[Instructions for the task]
Below is a block of data; give all of it again word for word.

[Dataset content]
## start

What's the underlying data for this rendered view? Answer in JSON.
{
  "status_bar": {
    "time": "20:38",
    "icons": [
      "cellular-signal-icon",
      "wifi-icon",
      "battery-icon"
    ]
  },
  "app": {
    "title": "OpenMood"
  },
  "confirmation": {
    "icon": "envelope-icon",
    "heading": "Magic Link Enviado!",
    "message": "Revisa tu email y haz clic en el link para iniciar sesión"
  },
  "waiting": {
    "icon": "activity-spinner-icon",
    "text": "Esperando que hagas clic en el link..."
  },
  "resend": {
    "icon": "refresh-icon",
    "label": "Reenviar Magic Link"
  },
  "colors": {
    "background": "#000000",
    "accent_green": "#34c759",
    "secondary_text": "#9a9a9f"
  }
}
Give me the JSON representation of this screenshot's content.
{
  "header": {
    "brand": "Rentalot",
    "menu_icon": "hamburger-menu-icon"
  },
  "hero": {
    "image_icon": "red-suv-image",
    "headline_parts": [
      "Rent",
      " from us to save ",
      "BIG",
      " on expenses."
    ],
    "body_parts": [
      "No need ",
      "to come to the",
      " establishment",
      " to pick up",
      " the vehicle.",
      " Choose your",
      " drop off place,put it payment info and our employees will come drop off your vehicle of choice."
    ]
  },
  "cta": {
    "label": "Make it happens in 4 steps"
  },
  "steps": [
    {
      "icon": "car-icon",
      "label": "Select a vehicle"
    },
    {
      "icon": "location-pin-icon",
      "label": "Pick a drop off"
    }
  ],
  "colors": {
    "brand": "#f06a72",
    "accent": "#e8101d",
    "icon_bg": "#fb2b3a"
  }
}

## end

[Output for this exercise]
What's the underlying data for this rendered view? Answer in JSON.
{
  "status_bar": {
    "time": "20:38",
    "icons": [
      "cellular-signal-icon",
      "wifi-icon",
      "battery-icon"
    ]
  },
  "app": {
    "title": "OpenMood"
  },
  "confirmation": {
    "icon": "envelope-icon",
    "heading": "Magic Link Enviado!",
    "message": "Revisa tu email y haz clic en el link para iniciar sesión"
  },
  "waiting": {
    "icon": "activity-spinner-icon",
    "text": "Esperando que hagas clic en el link..."
  },
  "resend": {
    "icon": "refresh-icon",
    "label": "Reenviar Magic Link"
  },
  "colors": {
    "background": "#000000",
    "accent_green": "#34c759",
    "secondary_text": "#9a9a9f"
  }
}
Give me the JSON representation of this screenshot's content.
{
  "header": {
    "brand": "Rentalot",
    "menu_icon": "hamburger-menu-icon"
  },
  "hero": {
    "image_icon": "red-suv-image",
    "headline_parts": [
      "Rent",
      " from us to save ",
      "BIG",
      " on expenses."
    ],
    "body_parts": [
      "No need ",
      "to come to the",
      " establishment",
      " to pick up",
      " the vehicle.",
      " Choose your",
      " drop off place,put it payment info and our employees will come drop off your vehicle of choice."
    ]
  },
  "cta": {
    "label": "Make it happens in 4 steps"
  },
  "steps": [
    {
      "icon": "car-icon",
      "label": "Select a vehicle"
    },
    {
      "icon": "location-pin-icon",
      "label": "Pick a drop off"
    }
  ],
  "colors": {
    "brand": "#f06a72",
    "accent": "#e8101d",
    "icon_bg": "#fb2b3a"
  }
}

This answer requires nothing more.